__PROBLEM REQUIREMENTS__.
Every line below that includes "text" counts toward the total. Report that total alone.

__DATA SHOWN__.
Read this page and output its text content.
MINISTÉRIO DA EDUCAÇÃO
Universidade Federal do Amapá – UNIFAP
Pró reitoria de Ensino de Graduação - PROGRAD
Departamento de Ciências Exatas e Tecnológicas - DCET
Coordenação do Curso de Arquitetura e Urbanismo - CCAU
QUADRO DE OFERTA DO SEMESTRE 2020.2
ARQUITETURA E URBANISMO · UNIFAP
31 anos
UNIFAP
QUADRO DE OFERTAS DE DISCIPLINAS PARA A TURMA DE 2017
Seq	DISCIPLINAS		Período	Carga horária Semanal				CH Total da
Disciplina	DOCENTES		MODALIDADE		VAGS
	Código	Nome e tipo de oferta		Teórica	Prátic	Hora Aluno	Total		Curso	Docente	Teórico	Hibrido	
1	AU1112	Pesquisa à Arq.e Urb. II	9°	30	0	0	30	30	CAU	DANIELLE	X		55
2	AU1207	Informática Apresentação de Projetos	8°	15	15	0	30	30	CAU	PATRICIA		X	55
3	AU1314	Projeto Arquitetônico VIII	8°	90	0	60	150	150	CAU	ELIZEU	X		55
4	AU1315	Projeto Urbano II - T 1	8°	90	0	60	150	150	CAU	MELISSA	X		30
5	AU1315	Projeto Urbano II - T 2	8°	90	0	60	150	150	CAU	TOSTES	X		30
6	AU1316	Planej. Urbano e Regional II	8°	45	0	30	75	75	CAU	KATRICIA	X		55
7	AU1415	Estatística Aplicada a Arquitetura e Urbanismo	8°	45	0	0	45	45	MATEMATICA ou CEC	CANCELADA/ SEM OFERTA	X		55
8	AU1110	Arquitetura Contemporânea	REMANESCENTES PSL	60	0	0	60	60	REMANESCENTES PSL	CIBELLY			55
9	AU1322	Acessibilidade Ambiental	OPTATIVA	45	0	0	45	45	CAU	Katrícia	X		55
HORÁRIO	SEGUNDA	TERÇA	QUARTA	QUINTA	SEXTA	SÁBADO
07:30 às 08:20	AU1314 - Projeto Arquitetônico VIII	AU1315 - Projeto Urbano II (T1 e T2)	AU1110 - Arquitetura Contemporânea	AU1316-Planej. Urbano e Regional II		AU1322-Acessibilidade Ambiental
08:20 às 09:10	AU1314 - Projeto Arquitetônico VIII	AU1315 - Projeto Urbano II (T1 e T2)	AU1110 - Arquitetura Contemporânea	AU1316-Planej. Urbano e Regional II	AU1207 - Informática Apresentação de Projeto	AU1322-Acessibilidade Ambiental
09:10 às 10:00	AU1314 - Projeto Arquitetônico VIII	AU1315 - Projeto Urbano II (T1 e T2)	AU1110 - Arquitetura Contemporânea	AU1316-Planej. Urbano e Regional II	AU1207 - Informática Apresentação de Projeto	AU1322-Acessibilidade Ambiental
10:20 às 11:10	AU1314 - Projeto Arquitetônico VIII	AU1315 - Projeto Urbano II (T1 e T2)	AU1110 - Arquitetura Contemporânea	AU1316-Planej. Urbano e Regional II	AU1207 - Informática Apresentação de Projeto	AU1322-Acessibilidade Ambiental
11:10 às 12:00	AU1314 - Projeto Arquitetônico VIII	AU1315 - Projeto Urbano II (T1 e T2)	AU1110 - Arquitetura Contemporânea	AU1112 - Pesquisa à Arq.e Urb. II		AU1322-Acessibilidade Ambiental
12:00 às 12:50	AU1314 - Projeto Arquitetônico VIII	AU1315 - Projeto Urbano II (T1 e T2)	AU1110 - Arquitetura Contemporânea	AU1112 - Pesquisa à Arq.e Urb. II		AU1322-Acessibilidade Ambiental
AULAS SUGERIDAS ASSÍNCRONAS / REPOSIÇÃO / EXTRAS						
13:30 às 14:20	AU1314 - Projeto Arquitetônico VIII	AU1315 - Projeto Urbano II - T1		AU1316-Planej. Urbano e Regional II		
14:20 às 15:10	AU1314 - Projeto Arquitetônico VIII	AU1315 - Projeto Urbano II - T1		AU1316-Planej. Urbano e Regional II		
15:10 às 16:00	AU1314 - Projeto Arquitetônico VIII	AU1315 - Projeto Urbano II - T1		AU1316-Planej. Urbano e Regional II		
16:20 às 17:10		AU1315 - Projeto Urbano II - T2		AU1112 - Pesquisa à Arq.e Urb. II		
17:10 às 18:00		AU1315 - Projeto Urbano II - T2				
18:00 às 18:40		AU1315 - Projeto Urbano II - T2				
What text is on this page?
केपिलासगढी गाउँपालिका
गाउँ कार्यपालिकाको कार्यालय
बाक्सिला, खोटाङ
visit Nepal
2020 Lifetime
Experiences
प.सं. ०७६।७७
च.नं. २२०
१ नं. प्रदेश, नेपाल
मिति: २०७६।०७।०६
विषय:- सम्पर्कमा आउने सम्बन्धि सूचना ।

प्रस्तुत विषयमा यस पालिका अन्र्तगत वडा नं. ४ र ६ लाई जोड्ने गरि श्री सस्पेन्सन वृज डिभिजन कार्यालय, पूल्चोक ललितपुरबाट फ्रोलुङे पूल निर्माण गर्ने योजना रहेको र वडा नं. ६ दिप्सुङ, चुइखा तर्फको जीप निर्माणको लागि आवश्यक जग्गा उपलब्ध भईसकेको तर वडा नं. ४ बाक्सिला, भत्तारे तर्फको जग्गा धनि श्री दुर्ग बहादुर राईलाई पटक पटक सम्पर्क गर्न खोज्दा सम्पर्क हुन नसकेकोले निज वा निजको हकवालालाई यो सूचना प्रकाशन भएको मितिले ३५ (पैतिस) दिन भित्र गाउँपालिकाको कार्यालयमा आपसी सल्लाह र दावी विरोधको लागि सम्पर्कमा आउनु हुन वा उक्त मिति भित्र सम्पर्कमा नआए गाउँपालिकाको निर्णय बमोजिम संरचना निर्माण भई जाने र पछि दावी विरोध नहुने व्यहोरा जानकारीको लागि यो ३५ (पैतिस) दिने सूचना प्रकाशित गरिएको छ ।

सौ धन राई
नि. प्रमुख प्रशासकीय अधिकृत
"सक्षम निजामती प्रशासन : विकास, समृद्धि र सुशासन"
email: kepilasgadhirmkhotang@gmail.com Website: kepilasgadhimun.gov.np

__EXERCISE RESPONSE__.
2